• Input data
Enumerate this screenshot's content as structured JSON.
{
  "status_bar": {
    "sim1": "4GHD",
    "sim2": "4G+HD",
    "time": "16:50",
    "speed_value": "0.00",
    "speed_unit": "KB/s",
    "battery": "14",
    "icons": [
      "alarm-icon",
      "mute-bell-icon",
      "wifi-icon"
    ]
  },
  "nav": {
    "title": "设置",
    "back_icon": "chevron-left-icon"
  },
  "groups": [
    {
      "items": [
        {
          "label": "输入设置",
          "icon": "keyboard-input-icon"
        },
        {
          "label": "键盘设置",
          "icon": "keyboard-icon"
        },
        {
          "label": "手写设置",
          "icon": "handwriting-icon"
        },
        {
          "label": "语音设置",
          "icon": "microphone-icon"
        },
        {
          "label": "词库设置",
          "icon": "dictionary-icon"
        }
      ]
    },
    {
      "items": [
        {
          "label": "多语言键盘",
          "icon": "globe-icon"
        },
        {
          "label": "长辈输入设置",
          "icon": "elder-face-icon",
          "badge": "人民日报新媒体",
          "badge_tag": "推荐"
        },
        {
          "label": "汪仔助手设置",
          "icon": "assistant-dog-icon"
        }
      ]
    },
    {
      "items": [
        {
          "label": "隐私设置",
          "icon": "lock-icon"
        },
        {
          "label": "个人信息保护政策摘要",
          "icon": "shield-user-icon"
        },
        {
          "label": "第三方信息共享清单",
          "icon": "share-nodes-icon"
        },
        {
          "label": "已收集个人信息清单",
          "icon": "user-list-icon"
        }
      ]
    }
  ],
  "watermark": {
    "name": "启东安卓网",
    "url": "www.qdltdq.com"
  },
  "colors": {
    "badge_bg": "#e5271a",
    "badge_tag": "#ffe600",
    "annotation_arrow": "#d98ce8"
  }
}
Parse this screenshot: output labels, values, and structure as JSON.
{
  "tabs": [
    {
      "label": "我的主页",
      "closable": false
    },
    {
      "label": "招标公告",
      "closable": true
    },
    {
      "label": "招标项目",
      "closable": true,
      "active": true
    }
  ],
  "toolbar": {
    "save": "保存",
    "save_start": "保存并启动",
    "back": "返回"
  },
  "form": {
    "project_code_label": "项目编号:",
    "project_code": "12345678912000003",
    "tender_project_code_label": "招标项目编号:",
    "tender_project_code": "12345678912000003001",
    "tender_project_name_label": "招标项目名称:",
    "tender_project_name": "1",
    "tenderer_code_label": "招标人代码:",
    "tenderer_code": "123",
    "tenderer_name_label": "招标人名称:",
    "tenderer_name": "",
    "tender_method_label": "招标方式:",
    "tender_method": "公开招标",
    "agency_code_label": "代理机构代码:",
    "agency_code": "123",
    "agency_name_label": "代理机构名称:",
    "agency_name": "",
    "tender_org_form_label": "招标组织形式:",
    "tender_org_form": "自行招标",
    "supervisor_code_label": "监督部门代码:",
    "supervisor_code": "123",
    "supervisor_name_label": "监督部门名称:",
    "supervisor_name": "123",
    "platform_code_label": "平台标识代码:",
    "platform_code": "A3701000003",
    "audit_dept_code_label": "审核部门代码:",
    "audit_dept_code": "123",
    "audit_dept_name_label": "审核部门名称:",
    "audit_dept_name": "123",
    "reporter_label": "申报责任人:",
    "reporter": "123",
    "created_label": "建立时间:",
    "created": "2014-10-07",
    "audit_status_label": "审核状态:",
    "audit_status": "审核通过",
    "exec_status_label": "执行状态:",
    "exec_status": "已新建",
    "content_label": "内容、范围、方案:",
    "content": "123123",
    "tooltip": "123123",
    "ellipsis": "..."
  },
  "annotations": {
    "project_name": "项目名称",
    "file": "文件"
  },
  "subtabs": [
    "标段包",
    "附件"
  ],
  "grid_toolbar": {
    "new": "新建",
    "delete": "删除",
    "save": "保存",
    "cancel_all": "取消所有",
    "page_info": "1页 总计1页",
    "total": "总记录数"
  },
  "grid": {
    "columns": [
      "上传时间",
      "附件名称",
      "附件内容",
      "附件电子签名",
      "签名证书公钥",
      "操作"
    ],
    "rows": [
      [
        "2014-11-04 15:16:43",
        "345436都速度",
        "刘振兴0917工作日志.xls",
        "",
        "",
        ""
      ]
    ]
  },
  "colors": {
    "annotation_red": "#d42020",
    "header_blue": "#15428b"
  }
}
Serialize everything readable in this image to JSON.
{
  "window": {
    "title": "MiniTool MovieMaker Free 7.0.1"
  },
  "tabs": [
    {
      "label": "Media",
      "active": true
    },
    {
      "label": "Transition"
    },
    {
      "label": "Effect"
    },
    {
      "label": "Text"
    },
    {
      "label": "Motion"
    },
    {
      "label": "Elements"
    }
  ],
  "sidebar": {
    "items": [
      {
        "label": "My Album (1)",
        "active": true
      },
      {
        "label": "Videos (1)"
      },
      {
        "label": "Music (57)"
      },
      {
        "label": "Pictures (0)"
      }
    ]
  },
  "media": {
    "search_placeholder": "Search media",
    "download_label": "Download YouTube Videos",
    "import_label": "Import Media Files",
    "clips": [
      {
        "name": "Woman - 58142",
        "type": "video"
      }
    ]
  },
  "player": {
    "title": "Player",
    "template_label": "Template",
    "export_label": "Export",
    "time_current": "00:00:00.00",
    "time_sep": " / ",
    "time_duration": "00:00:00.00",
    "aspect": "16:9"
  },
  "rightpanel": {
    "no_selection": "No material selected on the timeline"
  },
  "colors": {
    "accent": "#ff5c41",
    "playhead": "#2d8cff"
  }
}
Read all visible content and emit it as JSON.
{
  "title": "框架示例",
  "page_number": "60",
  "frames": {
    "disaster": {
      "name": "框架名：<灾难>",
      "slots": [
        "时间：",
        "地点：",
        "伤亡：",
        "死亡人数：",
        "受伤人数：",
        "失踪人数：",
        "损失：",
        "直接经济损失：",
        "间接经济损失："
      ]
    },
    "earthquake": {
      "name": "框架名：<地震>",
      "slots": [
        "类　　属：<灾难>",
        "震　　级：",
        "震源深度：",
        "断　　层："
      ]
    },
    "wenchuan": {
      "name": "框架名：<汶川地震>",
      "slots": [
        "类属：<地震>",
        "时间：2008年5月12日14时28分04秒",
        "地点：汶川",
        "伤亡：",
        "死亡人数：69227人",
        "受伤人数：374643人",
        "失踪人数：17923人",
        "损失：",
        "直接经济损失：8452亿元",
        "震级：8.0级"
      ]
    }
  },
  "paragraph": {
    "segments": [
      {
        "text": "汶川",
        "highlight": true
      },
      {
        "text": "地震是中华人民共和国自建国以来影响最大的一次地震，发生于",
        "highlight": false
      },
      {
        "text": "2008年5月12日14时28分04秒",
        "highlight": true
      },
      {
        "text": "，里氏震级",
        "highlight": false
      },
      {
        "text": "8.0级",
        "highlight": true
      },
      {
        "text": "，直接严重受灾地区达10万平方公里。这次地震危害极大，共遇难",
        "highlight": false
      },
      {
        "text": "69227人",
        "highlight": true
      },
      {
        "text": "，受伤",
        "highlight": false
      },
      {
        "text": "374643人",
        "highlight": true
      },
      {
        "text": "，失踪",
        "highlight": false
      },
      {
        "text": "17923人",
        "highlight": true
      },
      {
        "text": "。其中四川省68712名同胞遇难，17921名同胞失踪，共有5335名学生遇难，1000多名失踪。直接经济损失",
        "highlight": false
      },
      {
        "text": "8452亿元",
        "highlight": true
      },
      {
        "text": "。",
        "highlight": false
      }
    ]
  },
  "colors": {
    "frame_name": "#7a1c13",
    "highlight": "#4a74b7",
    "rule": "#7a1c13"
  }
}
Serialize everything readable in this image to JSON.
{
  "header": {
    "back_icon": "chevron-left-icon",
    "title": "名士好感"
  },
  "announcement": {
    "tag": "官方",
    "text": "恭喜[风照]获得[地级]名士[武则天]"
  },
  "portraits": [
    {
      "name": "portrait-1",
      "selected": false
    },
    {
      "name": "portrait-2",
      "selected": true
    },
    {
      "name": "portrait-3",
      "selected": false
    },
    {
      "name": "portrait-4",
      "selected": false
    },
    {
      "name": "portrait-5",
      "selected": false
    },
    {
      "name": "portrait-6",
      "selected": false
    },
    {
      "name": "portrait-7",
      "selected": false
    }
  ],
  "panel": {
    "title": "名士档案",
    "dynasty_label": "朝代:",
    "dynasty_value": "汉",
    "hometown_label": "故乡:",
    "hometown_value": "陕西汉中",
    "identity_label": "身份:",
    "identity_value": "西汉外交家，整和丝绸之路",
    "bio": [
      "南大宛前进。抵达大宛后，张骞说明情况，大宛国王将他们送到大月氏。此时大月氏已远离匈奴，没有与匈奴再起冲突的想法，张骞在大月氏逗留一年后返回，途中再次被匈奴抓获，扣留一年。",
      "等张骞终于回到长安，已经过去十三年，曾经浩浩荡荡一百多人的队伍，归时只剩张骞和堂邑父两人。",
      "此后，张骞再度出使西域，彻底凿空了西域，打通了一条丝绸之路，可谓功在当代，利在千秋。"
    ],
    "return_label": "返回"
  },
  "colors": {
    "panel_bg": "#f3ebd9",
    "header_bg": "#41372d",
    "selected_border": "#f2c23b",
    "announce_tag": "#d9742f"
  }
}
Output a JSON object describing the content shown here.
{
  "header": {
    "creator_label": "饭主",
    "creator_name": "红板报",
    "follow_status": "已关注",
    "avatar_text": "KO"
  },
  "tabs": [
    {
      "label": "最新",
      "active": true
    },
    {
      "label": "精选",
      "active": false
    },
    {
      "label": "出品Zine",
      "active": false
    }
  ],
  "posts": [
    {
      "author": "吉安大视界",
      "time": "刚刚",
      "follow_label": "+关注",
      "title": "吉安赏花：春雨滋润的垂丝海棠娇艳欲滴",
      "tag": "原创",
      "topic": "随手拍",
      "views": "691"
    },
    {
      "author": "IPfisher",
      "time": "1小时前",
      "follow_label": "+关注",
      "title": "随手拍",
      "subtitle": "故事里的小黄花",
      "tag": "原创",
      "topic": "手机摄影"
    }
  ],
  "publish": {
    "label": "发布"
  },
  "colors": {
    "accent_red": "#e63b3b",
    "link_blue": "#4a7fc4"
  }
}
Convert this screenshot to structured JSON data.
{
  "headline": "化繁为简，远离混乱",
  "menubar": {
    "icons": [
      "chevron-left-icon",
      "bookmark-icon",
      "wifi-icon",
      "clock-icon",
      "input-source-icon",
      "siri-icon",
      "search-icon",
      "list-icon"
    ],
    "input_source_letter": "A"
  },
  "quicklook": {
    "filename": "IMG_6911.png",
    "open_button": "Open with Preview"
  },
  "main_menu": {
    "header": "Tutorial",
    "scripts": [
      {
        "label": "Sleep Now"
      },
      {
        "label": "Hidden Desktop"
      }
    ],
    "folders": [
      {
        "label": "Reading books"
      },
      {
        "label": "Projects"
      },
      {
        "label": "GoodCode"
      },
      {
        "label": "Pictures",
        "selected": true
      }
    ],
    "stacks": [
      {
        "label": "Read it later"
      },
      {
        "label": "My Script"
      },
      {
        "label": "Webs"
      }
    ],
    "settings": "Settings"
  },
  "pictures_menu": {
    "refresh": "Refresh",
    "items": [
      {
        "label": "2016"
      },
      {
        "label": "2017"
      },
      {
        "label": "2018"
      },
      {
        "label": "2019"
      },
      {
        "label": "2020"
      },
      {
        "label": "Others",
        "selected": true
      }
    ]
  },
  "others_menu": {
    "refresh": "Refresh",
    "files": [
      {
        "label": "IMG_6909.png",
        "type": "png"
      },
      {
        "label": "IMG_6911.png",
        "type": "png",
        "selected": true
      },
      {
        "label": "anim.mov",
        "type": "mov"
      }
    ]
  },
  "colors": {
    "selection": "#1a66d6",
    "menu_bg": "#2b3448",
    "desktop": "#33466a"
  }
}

• The task
Take every line from the data that contains the word "structured".

• Exercise answer
Enumerate this screenshot's content as structured JSON.
Convert this screenshot to structured JSON data.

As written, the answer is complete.